[Stored records]

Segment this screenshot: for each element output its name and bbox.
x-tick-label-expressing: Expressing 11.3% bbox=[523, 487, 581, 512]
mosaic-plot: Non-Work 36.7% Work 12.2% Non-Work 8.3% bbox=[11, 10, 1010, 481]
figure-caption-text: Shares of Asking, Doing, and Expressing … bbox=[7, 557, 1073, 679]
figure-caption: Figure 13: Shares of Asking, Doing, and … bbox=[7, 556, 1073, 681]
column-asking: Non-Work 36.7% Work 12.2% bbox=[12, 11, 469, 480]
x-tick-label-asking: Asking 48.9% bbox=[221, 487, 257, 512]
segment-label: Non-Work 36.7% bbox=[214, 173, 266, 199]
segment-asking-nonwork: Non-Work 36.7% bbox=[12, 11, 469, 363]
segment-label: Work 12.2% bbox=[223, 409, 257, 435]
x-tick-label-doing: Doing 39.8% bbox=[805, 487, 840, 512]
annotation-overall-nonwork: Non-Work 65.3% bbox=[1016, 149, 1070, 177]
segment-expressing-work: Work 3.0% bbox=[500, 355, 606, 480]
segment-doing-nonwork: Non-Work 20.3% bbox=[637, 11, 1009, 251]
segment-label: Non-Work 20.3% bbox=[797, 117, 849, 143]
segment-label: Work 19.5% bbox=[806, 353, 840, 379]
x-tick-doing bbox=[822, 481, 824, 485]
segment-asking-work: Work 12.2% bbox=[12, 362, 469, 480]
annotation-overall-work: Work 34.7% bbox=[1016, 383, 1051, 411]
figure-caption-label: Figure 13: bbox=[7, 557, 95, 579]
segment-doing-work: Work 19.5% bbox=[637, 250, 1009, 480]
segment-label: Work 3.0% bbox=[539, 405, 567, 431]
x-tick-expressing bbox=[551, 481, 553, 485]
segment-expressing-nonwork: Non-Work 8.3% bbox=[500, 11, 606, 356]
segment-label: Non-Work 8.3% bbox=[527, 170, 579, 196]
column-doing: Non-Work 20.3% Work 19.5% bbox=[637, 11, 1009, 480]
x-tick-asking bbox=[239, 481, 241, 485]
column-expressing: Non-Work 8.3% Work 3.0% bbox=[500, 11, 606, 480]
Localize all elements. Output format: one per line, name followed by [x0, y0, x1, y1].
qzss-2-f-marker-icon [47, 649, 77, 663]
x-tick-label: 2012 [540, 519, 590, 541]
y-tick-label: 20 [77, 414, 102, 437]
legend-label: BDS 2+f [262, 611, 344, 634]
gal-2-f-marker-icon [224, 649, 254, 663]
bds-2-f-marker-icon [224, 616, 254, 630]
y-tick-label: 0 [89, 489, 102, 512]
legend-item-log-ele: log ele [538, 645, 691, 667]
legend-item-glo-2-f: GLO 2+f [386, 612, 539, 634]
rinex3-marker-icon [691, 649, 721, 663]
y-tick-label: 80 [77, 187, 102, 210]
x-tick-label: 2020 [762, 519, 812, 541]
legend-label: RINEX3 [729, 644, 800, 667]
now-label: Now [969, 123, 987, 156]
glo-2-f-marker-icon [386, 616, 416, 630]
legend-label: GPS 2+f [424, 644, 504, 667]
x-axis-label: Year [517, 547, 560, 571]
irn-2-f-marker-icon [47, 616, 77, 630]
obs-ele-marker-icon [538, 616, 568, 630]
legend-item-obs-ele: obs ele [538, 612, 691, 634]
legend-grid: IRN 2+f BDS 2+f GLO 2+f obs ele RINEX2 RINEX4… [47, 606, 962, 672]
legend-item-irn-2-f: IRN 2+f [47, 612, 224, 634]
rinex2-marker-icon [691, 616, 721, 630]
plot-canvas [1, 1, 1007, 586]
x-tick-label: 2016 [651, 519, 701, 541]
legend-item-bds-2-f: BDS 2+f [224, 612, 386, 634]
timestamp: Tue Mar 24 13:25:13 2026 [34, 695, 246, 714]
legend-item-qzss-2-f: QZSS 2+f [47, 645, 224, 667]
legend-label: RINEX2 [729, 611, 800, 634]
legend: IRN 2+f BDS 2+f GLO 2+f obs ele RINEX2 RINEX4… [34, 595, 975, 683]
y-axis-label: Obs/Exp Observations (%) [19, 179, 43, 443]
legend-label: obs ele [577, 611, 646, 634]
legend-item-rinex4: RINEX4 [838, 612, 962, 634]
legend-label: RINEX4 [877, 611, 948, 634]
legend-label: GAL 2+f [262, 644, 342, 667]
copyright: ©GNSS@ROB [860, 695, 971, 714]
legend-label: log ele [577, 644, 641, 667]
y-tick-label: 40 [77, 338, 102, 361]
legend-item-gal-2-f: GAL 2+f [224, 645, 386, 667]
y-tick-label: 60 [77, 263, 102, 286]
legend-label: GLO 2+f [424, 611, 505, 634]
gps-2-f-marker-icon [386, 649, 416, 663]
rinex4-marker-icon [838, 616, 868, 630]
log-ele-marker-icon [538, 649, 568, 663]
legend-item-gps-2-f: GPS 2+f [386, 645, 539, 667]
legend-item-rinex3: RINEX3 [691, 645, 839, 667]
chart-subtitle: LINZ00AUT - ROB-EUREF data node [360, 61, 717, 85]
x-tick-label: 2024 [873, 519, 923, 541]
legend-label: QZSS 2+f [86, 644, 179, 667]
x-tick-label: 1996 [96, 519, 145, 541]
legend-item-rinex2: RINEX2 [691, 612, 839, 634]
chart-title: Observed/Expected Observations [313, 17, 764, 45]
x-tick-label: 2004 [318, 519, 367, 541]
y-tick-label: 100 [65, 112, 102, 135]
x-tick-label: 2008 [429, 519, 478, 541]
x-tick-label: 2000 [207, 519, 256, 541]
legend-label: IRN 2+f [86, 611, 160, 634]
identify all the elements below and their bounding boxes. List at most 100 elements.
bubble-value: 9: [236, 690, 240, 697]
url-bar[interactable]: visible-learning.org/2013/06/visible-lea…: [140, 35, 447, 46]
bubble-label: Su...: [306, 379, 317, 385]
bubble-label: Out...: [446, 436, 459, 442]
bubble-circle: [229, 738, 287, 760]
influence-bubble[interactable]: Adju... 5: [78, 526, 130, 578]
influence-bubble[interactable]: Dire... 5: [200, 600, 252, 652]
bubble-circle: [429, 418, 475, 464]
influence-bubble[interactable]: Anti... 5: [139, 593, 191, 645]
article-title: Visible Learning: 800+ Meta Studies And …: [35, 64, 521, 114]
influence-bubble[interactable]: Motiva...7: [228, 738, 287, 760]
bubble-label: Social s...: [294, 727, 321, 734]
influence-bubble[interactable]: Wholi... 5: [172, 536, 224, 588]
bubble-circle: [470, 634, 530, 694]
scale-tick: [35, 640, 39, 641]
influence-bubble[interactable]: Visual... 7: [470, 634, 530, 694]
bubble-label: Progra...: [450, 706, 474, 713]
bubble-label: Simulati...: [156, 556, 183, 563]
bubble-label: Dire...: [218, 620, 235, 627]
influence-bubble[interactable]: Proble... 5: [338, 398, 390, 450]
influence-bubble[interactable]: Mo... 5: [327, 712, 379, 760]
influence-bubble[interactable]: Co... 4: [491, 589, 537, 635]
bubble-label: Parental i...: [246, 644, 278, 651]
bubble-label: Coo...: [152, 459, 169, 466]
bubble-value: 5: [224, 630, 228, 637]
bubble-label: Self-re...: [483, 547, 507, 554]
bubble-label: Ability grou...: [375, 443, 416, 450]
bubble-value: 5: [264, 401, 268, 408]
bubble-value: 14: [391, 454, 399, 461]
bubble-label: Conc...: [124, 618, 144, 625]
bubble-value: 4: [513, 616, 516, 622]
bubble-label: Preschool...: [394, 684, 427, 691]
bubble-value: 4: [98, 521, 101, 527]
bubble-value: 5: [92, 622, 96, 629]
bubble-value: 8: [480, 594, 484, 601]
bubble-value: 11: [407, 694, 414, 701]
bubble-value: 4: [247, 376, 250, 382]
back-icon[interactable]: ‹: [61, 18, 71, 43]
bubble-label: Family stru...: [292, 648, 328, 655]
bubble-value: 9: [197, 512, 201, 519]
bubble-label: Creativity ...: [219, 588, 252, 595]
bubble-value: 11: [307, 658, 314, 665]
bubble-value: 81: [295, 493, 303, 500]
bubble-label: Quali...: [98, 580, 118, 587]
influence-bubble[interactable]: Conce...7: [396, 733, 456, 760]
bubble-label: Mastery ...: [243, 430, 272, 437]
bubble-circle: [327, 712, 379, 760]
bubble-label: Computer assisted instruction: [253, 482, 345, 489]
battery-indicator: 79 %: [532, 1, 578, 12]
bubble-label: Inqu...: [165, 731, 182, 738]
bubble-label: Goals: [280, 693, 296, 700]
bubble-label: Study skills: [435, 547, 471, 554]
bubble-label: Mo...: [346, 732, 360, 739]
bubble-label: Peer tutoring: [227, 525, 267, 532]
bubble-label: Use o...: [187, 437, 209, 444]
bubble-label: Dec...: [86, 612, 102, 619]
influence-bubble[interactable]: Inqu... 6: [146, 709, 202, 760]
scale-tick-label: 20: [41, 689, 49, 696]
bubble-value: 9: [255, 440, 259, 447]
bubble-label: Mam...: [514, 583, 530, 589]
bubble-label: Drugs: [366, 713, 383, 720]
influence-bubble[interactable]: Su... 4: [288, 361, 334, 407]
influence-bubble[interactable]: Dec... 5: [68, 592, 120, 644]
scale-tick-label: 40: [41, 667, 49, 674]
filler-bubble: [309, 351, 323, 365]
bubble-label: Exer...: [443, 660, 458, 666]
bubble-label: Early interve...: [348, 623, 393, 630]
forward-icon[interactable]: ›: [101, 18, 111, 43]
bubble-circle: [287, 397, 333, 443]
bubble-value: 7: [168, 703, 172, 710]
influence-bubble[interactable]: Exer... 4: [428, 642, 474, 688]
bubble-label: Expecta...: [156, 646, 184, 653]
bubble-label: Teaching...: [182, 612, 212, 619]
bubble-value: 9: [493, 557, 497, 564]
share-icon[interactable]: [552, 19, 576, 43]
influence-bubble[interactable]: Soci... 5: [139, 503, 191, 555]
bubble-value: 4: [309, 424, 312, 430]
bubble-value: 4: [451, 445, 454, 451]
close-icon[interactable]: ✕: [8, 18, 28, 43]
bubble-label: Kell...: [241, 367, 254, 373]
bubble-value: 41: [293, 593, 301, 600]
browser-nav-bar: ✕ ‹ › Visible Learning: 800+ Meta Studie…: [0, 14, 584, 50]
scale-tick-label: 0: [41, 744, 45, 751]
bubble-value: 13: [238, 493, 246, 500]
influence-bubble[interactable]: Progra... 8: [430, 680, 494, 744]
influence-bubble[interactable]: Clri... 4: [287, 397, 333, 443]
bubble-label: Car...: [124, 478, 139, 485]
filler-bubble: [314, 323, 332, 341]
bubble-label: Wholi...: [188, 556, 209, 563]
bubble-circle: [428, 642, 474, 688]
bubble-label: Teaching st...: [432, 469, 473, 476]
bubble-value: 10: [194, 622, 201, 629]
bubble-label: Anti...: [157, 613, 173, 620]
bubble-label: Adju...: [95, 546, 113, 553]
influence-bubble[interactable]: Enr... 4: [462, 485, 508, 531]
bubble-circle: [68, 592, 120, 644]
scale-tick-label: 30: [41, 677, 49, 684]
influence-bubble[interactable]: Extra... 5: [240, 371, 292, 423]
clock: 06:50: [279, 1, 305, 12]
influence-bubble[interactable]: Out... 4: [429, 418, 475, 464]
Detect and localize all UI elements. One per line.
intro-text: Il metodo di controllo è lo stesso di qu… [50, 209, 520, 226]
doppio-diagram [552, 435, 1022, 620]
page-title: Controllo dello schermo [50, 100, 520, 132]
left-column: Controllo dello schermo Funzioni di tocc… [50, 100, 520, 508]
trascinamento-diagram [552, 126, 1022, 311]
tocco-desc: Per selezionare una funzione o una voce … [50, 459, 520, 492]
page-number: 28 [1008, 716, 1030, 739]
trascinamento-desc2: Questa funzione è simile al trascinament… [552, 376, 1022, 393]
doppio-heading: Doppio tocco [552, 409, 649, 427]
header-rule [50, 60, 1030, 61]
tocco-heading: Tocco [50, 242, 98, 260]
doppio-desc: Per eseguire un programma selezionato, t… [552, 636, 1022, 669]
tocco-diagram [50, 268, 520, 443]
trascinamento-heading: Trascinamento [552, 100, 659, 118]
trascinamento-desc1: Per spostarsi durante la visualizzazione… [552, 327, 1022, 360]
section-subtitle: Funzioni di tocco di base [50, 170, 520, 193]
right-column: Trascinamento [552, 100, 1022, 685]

Aim of the task -> Can you pull out, word for word, every line in the stretch from the very first one through the line containing "segment-doing-work: Work 19.5%", including both ends?

Exercise output ->
Segment this screenshot: for each element output its name and bbox.
x-tick-label-expressing: Expressing 11.3% bbox=[523, 487, 581, 512]
mosaic-plot: Non-Work 36.7% Work 12.2% Non-Work 8.3% bbox=[11, 10, 1010, 481]
figure-caption-text: Shares of Asking, Doing, and Expressing … bbox=[7, 557, 1073, 679]
figure-caption: Figure 13: Shares of Asking, Doing, and … bbox=[7, 556, 1073, 681]
column-asking: Non-Work 36.7% Work 12.2% bbox=[12, 11, 469, 480]
x-tick-label-asking: Asking 48.9% bbox=[221, 487, 257, 512]
segment-label: Non-Work 36.7% bbox=[214, 173, 266, 199]
segment-asking-nonwork: Non-Work 36.7% bbox=[12, 11, 469, 363]
segment-label: Work 12.2% bbox=[223, 409, 257, 435]
x-tick-label-doing: Doing 39.8% bbox=[805, 487, 840, 512]
annotation-overall-nonwork: Non-Work 65.3% bbox=[1016, 149, 1070, 177]
segment-expressing-work: Work 3.0% bbox=[500, 355, 606, 480]
segment-doing-nonwork: Non-Work 20.3% bbox=[637, 11, 1009, 251]
segment-label: Non-Work 20.3% bbox=[797, 117, 849, 143]
segment-label: Work 19.5% bbox=[806, 353, 840, 379]
x-tick-doing bbox=[822, 481, 824, 485]
segment-asking-work: Work 12.2% bbox=[12, 362, 469, 480]
annotation-overall-work: Work 34.7% bbox=[1016, 383, 1051, 411]
figure-caption-label: Figure 13: bbox=[7, 557, 95, 579]
segment-doing-work: Work 19.5% bbox=[637, 250, 1009, 480]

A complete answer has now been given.